[Excerpts from a figure dataset]
— START —

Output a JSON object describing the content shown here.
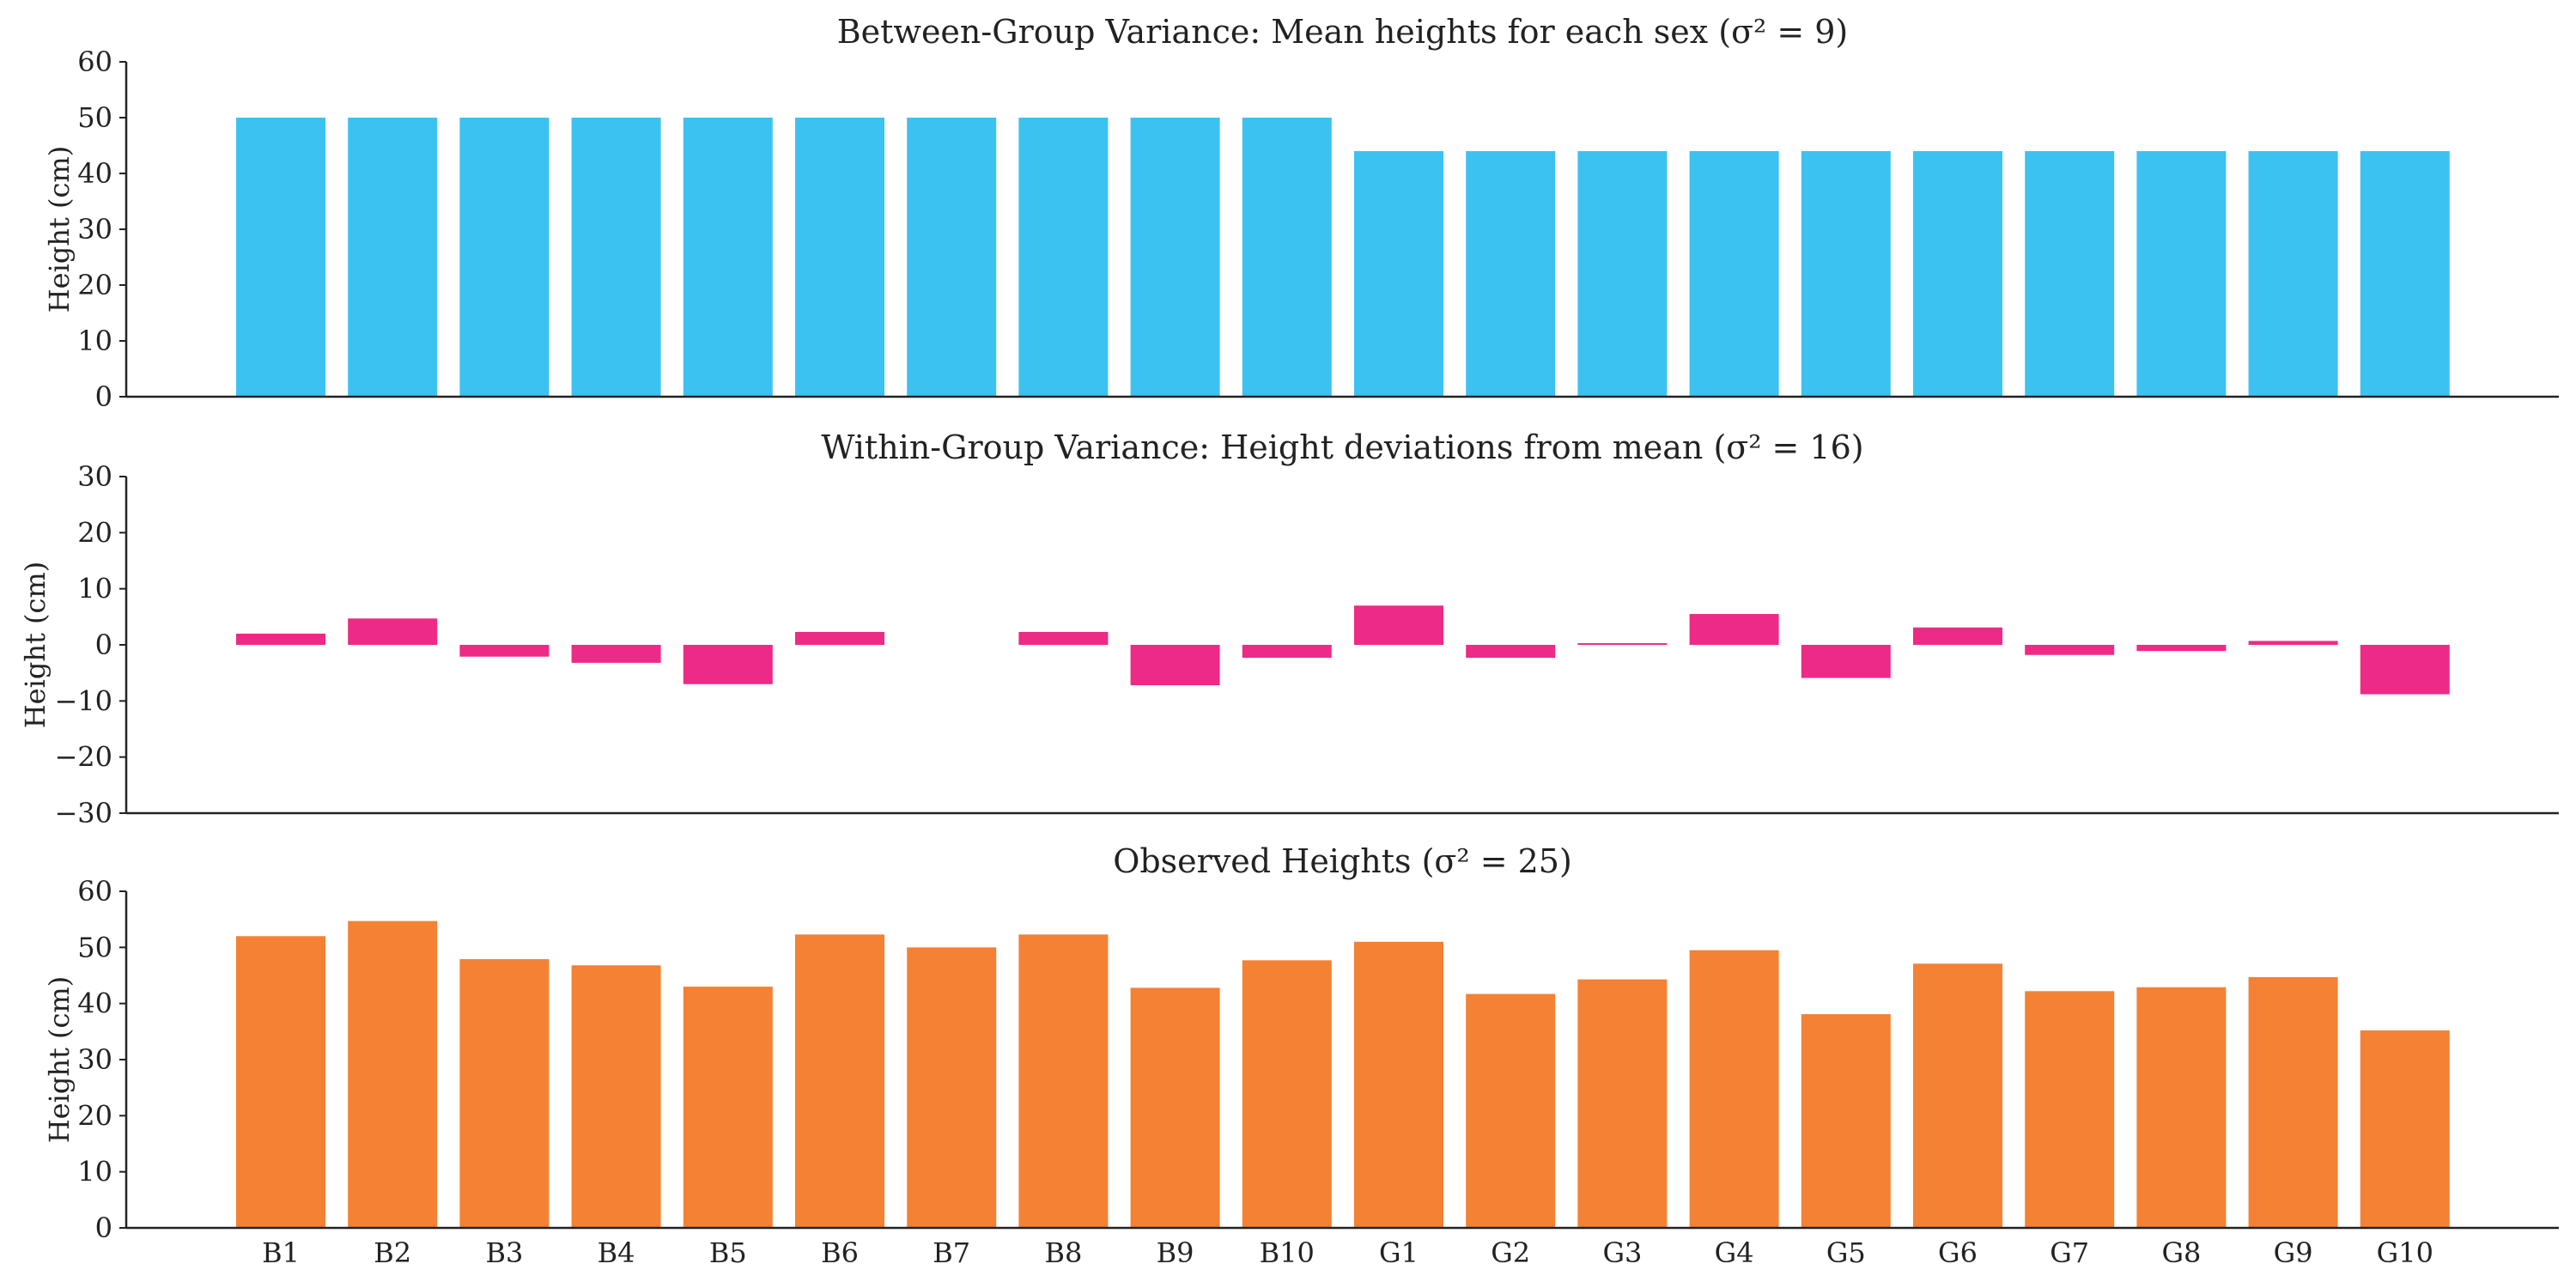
{
  "chart_data": [
    {
      "type": "bar",
      "title": "Between-Group Variance: Mean heights for each sex (σ² = 9)",
      "ylabel": "Height (cm)",
      "ylim": [
        0,
        60
      ],
      "yticks": [
        0,
        10,
        20,
        30,
        40,
        50,
        60
      ],
      "color": "#3bc2f1",
      "categories": [
        "B1",
        "B2",
        "B3",
        "B4",
        "B5",
        "B6",
        "B7",
        "B8",
        "B9",
        "B10",
        "G1",
        "G2",
        "G3",
        "G4",
        "G5",
        "G6",
        "G7",
        "G8",
        "G9",
        "G10"
      ],
      "values": [
        50,
        50,
        50,
        50,
        50,
        50,
        50,
        50,
        50,
        50,
        44,
        44,
        44,
        44,
        44,
        44,
        44,
        44,
        44,
        44
      ],
      "grid": false
    },
    {
      "type": "bar",
      "title": "Within-Group Variance: Height deviations from mean (σ² = 16)",
      "ylabel": "Height (cm)",
      "ylim": [
        -30,
        30
      ],
      "yticks": [
        -30,
        -20,
        -10,
        0,
        10,
        20,
        30
      ],
      "ytick_labels": [
        "−30",
        "−20",
        "−10",
        "0",
        "10",
        "20",
        "30"
      ],
      "color": "#ed2a85",
      "categories": [
        "B1",
        "B2",
        "B3",
        "B4",
        "B5",
        "B6",
        "B7",
        "B8",
        "B9",
        "B10",
        "G1",
        "G2",
        "G3",
        "G4",
        "G5",
        "G6",
        "G7",
        "G8",
        "G9",
        "G10"
      ],
      "values": [
        2,
        4.7,
        -2.1,
        -3.2,
        -7,
        2.3,
        0,
        2.3,
        -7.2,
        -2.3,
        7,
        -2.3,
        0.3,
        5.5,
        -5.9,
        3.1,
        -1.8,
        -1.1,
        0.7,
        -8.8
      ],
      "grid": false
    },
    {
      "type": "bar",
      "title": "Observed Heights (σ² = 25)",
      "ylabel": "Height (cm)",
      "ylim": [
        0,
        60
      ],
      "yticks": [
        0,
        10,
        20,
        30,
        40,
        50,
        60
      ],
      "color": "#f48134",
      "categories": [
        "B1",
        "B2",
        "B3",
        "B4",
        "B5",
        "B6",
        "B7",
        "B8",
        "B9",
        "B10",
        "G1",
        "G2",
        "G3",
        "G4",
        "G5",
        "G6",
        "G7",
        "G8",
        "G9",
        "G10"
      ],
      "values": [
        52,
        54.7,
        47.9,
        46.8,
        43,
        52.3,
        50,
        52.3,
        42.8,
        47.7,
        51,
        41.7,
        44.3,
        49.5,
        38.1,
        47.1,
        42.2,
        42.9,
        44.7,
        35.2
      ],
      "xlabel": "",
      "grid": false
    }
  ]
}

— END —

→ **WHAT TO WORK ON**
Pictures appear in the records above. Output everything except them, exactly.

→ **SOLUTION**
Output a JSON object describing the content shown here.
{
  "chart_data": [
    {
      "type": "bar",
      "title": "Between-Group Variance: Mean heights for each sex (σ² = 9)",
      "ylabel": "Height (cm)",
      "ylim": [
        0,
        60
      ],
      "yticks": [
        0,
        10,
        20,
        30,
        40,
        50,
        60
      ],
      "color": "#3bc2f1",
      "categories": [
        "B1",
        "B2",
        "B3",
        "B4",
        "B5",
        "B6",
        "B7",
        "B8",
        "B9",
        "B10",
        "G1",
        "G2",
        "G3",
        "G4",
        "G5",
        "G6",
        "G7",
        "G8",
        "G9",
        "G10"
      ],
      "values": [
        50,
        50,
        50,
        50,
        50,
        50,
        50,
        50,
        50,
        50,
        44,
        44,
        44,
        44,
        44,
        44,
        44,
        44,
        44,
        44
      ],
      "grid": false
    },
    {
      "type": "bar",
      "title": "Within-Group Variance: Height deviations from mean (σ² = 16)",
      "ylabel": "Height (cm)",
      "ylim": [
        -30,
        30
      ],
      "yticks": [
        -30,
        -20,
        -10,
        0,
        10,
        20,
        30
      ],
      "ytick_labels": [
        "−30",
        "−20",
        "−10",
        "0",
        "10",
        "20",
        "30"
      ],
      "color": "#ed2a85",
      "categories": [
        "B1",
        "B2",
        "B3",
        "B4",
        "B5",
        "B6",
        "B7",
        "B8",
        "B9",
        "B10",
        "G1",
        "G2",
        "G3",
        "G4",
        "G5",
        "G6",
        "G7",
        "G8",
        "G9",
        "G10"
      ],
      "values": [
        2,
        4.7,
        -2.1,
        -3.2,
        -7,
        2.3,
        0,
        2.3,
        -7.2,
        -2.3,
        7,
        -2.3,
        0.3,
        5.5,
        -5.9,
        3.1,
        -1.8,
        -1.1,
        0.7,
        -8.8
      ],
      "grid": false
    },
    {
      "type": "bar",
      "title": "Observed Heights (σ² = 25)",
      "ylabel": "Height (cm)",
      "ylim": [
        0,
        60
      ],
      "yticks": [
        0,
        10,
        20,
        30,
        40,
        50,
        60
      ],
      "color": "#f48134",
      "categories": [
        "B1",
        "B2",
        "B3",
        "B4",
        "B5",
        "B6",
        "B7",
        "B8",
        "B9",
        "B10",
        "G1",
        "G2",
        "G3",
        "G4",
        "G5",
        "G6",
        "G7",
        "G8",
        "G9",
        "G10"
      ],
      "values": [
        52,
        54.7,
        47.9,
        46.8,
        43,
        52.3,
        50,
        52.3,
        42.8,
        47.7,
        51,
        41.7,
        44.3,
        49.5,
        38.1,
        47.1,
        42.2,
        42.9,
        44.7,
        35.2
      ],
      "xlabel": "",
      "grid": false
    }
  ]
}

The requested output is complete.